PROVIDED PASSAGE.
--- START ---

Some 450 surgeons and their teams across 10 organizations have been trained to date in simulated situations, Dwyer said, adding, “It is very exciting to see this grow.”

At CHA, a staff-driven effort pays off

When a trio of nurses at Cambridge Health Alliance detected “barriers to communications” among registered nurses and certified nursing assistants there, they set out to improve the tone by producing a short video depicting the virtues of respect and civility in all interactions on their unit. In essence, the unit was not working to its full potential as a team.

They began the project by holding staff focus groups. Stephanie A. Racca, BSN, RN, a nurse manager at the Alliance, said she and her two colleagues soon learned that “both RNs and CNAs felt they could not rely on each other for help” because of a “perceived lack of respect for each other and little understanding of each other's role in patient safety.”

“But we also learned that both sides really wanted to address these issues,” she added. “That’s when we decided to make a movie.” Her film team included Sarai Lamothe, BSN, RN, and Candice Stahl, BSN, RN.

“We realized that perhaps the best way to address these common communication complaints,” said Lamothe, "was to depict scenes that illustrated the ‘incorrect or bad’ version of a specific scenario versus the ‘correct or good’ version of how communication ought to be carried out.” (See figure 1.)

Emphasis on civility and respect

Six scenarios were shown in the film — three put forth by the CNAs and three by the RNs. One scenario by the CNAs had to do with implicit messaging around respect (See figure 2.)

--- END ---

EXERCISE.
Please continue the passage about the Cambridge Health Alliance nurses' civility film, picking up after its last sentence. The entries have nothing to do with this.

(Entries taken from a dataset)

--- START ---

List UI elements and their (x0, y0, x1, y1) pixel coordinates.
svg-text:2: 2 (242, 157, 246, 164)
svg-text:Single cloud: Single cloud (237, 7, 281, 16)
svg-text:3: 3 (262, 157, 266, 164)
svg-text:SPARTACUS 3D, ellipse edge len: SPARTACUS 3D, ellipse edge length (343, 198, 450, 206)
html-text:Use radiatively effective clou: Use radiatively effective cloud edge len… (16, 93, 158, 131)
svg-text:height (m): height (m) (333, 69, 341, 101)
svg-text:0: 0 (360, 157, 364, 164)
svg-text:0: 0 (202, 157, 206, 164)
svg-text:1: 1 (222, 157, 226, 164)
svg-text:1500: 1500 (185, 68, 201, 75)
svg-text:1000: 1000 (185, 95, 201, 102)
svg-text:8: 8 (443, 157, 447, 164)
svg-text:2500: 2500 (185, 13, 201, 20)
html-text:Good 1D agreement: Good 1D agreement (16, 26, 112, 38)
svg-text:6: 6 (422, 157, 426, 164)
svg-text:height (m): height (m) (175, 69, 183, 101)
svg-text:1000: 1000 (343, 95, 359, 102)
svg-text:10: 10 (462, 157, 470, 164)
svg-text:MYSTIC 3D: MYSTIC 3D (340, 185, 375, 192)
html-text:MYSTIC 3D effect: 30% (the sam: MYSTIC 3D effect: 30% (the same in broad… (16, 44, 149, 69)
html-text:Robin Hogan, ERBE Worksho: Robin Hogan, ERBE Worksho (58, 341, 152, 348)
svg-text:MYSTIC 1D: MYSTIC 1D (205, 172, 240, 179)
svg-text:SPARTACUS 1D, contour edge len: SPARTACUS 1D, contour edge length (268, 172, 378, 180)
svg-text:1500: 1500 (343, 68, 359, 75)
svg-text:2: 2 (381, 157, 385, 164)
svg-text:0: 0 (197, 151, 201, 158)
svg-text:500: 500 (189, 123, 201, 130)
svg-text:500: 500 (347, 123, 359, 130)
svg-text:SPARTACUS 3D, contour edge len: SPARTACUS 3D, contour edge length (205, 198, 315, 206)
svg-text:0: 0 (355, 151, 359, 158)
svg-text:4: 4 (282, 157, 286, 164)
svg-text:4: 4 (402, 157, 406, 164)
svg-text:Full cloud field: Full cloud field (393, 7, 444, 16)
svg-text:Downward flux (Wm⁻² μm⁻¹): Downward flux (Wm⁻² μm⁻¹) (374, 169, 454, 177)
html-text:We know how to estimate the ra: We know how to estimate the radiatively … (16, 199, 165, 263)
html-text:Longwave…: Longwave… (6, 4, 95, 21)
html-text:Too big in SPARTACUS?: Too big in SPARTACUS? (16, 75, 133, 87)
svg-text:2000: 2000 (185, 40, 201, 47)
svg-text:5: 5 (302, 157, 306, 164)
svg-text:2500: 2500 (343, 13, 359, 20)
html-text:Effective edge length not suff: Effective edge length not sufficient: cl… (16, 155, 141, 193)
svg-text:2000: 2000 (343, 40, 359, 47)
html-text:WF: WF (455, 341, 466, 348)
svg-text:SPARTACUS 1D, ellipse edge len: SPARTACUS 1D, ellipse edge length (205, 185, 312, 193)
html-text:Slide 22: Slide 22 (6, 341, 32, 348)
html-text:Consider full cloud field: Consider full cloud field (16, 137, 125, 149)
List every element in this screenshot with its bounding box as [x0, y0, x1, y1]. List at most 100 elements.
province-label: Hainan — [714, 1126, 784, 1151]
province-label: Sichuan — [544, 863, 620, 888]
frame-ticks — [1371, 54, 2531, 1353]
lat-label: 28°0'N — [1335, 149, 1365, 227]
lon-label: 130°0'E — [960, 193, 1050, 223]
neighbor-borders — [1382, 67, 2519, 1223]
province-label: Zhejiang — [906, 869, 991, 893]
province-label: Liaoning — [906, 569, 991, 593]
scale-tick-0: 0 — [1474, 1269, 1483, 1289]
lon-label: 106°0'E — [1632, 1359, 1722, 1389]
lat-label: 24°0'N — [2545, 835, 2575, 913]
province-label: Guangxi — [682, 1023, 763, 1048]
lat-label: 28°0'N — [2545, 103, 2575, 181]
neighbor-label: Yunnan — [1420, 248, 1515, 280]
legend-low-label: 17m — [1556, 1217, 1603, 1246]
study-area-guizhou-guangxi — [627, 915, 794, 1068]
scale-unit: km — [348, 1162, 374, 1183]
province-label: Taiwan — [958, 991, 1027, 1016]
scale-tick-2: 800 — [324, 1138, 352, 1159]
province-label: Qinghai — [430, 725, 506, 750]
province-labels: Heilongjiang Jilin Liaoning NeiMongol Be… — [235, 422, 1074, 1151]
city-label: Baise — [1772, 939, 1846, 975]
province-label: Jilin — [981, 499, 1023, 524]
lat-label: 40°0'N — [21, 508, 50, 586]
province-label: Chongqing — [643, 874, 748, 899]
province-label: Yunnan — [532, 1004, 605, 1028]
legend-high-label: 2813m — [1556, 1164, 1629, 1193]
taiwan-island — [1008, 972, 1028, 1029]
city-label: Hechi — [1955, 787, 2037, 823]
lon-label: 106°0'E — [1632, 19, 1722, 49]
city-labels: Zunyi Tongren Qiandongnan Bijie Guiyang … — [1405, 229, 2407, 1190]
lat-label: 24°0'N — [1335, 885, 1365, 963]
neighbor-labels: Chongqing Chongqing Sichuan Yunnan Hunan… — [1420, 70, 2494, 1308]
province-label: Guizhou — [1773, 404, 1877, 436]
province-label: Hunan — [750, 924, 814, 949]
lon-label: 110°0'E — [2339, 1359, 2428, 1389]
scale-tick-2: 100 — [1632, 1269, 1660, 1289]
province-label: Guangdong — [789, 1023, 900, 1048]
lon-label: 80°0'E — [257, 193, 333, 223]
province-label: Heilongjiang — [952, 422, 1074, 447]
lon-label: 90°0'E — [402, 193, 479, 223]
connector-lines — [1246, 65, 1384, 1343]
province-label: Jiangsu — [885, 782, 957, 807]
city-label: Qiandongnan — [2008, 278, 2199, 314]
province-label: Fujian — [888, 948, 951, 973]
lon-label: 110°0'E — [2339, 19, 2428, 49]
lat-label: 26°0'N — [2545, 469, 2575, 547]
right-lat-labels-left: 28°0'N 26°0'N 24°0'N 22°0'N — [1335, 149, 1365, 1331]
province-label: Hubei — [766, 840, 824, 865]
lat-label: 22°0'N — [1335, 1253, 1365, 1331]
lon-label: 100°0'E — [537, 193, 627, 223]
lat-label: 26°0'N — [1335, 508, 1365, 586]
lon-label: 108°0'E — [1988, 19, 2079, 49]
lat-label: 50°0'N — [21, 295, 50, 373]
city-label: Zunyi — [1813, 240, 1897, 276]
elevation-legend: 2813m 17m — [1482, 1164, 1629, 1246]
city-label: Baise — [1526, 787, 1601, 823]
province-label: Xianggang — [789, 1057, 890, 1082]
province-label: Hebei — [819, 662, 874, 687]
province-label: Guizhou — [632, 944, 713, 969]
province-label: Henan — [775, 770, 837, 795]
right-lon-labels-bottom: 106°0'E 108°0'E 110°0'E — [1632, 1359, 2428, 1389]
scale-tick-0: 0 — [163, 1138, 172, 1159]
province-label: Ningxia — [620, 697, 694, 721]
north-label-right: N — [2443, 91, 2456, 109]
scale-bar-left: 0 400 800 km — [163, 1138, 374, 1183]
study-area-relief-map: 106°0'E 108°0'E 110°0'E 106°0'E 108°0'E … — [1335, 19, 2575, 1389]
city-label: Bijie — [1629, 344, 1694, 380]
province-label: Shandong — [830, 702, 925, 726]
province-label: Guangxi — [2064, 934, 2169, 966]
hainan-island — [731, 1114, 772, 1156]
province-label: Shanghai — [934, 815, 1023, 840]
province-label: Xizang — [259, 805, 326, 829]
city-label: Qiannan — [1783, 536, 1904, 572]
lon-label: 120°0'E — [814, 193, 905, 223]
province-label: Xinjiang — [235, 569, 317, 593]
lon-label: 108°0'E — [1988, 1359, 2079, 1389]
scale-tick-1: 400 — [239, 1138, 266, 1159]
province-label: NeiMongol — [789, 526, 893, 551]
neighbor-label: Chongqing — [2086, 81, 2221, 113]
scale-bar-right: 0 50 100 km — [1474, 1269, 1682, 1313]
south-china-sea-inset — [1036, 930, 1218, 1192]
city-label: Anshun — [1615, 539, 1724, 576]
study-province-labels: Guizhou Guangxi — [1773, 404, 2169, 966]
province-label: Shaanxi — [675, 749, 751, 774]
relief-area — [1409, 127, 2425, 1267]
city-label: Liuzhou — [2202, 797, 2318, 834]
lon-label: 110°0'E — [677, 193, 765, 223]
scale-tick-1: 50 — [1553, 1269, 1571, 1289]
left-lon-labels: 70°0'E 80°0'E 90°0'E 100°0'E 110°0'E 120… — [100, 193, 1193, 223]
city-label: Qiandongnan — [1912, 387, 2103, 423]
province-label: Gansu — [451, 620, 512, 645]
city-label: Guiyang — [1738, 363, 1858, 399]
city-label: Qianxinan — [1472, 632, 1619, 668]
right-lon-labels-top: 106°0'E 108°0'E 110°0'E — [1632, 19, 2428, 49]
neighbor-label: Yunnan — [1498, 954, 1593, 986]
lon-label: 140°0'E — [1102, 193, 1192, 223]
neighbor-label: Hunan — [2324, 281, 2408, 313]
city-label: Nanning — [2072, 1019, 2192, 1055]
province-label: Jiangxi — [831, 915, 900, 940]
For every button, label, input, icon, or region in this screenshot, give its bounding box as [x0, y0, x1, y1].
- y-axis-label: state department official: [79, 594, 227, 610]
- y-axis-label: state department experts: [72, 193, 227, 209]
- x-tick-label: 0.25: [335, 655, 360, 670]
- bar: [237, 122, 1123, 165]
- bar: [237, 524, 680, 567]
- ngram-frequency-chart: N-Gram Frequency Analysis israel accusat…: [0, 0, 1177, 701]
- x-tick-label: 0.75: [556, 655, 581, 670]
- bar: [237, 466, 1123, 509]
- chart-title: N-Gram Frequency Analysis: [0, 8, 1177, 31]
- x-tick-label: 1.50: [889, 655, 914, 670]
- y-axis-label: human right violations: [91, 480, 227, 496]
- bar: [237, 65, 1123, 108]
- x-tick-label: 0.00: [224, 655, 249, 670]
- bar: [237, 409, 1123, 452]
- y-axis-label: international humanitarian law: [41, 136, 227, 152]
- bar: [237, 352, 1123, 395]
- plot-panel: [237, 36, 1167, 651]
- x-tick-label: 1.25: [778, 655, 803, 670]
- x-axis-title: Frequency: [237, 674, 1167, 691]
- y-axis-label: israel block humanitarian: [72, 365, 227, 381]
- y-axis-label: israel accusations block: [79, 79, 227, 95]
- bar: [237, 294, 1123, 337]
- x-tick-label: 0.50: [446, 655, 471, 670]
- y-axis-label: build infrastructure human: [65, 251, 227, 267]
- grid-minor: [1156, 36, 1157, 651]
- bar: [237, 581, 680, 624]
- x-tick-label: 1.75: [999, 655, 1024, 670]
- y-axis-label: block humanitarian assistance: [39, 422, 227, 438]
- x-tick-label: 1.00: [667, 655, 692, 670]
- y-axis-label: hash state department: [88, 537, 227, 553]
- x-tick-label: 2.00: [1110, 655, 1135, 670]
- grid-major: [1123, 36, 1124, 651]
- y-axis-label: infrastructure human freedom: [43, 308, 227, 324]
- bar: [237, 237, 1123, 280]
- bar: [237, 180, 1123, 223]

--- END ---

EXPECTED ANSWER.
“We have a CNA on the right asking the nurse for assistance,” Racca explained, “and the RN responds, ‘Ask one of your colleagues.’ The CNA then responds, ‘Aren’t you my colleague?’” Another scene in the film shows how face to face conversations lead to a safer and more collegial atmosphere. 

After the full movie was shown and discussed, Racca said, staff members were far more likely to feel that colleagues supported one another. They were also more likely to feel positive about the “culture of patient safety” in the unit. (See figure 3.)

As for applying CHA’s lessons to other facilities, Racca recommended that organizations include an objective outsider to facilitate mediation; involve a fair representation of staff in the effort; and continue to address the issue because “nothing is solved or finished after a few meetings — the efforts to improve communication must be on-going.”

“One surprising lesson was the notable appreciation and change in attitude that occurred among many of the staff from the onset simply because this issue was being addressed,” Racca said. “Staff members were notably happy that teamwork was on the agenda.”